### What you have to do
Pull each line holding the word "first" from the data.

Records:
>> start

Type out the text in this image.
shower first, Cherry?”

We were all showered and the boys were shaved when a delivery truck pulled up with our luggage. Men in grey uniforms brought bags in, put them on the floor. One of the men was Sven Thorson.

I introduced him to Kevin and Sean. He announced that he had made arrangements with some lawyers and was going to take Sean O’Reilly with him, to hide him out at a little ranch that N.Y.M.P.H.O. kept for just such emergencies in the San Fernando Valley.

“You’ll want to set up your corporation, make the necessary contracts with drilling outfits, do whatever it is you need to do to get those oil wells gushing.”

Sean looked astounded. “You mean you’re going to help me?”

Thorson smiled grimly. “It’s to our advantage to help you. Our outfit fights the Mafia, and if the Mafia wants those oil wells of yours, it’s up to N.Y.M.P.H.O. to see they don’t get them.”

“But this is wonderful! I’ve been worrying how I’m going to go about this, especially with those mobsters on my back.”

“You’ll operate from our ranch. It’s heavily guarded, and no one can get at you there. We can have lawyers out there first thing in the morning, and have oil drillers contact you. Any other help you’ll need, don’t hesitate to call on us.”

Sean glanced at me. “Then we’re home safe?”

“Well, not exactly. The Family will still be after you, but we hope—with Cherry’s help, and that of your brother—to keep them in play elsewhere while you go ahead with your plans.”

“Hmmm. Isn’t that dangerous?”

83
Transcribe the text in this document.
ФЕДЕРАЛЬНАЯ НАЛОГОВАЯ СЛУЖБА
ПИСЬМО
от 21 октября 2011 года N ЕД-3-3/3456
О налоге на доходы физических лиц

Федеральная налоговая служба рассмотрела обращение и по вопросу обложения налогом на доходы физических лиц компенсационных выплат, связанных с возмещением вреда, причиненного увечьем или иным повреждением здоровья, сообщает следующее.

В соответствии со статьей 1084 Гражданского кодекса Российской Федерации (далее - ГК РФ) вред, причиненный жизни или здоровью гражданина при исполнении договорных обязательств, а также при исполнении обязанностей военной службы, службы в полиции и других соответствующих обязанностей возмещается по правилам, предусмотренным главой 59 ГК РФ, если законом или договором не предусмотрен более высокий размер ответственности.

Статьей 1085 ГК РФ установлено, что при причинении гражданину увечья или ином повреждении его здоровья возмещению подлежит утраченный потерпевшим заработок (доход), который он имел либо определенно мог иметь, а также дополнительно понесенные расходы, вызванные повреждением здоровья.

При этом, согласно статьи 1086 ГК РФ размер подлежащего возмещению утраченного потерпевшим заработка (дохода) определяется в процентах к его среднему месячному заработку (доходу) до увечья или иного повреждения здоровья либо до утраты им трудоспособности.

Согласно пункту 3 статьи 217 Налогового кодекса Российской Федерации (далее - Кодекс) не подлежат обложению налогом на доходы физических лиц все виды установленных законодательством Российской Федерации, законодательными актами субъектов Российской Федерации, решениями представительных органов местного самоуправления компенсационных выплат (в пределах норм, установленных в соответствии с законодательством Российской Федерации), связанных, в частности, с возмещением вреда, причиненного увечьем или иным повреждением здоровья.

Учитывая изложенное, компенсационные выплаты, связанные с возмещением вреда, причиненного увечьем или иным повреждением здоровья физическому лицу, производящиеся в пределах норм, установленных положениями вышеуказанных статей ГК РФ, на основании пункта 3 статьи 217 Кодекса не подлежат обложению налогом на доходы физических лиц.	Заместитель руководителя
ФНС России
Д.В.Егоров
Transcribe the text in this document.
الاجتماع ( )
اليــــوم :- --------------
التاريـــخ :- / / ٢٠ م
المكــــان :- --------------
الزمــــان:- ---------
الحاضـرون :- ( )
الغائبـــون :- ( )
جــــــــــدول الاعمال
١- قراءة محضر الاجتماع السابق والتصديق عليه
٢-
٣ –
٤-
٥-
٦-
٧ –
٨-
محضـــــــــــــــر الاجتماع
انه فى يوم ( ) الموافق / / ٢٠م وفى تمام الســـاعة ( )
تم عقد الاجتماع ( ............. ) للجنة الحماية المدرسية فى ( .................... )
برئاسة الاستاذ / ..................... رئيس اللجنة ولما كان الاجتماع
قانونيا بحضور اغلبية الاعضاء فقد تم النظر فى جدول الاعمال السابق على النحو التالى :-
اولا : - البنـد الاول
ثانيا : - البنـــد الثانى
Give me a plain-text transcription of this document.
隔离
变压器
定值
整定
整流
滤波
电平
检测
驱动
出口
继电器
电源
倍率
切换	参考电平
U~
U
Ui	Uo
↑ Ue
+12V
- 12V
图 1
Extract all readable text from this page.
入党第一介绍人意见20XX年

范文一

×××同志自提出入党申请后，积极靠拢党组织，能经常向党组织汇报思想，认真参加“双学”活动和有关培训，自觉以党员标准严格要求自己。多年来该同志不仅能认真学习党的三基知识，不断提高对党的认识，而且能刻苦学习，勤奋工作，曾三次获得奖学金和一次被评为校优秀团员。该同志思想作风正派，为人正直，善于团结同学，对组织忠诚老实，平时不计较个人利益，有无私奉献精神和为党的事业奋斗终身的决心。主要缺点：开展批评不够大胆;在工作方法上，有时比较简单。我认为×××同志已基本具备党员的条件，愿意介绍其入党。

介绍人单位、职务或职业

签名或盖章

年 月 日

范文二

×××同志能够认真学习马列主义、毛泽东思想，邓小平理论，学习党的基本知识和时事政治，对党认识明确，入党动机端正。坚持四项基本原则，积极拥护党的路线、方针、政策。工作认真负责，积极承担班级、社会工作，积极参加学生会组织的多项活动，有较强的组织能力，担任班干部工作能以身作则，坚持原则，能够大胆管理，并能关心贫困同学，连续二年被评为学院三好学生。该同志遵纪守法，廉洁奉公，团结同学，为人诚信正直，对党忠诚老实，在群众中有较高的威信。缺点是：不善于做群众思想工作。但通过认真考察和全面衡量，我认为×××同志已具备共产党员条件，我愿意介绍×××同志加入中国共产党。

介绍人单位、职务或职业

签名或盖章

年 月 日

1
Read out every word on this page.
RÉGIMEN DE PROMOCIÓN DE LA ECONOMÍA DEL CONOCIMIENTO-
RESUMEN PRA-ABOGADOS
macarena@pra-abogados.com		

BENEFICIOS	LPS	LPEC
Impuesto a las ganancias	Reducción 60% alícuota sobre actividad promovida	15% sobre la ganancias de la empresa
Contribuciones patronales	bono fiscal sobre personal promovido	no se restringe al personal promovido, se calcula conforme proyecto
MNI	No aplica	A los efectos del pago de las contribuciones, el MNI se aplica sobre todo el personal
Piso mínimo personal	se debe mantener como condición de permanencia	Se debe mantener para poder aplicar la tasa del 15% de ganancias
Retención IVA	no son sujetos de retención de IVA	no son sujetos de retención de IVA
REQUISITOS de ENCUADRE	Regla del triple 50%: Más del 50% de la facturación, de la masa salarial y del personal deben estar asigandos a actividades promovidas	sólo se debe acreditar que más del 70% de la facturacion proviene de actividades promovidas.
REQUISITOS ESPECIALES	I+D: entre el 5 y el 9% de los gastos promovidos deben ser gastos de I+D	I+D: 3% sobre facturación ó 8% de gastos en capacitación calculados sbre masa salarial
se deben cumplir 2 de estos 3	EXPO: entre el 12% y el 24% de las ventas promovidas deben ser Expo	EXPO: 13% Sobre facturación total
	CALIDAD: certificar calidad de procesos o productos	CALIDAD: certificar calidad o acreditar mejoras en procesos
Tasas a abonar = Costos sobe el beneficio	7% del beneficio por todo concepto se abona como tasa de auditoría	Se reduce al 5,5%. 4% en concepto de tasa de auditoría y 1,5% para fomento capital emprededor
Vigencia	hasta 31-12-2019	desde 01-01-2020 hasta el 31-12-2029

>> end

### Solution to this task
shower first, Cherry?”
“You’ll operate from our ranch. It’s heavily guarded, and no one can get at you there. We can have lawyers out there first thing in the morning, and have oil drillers contact you. Any other help you’ll need, don’t hesitate to call on us.”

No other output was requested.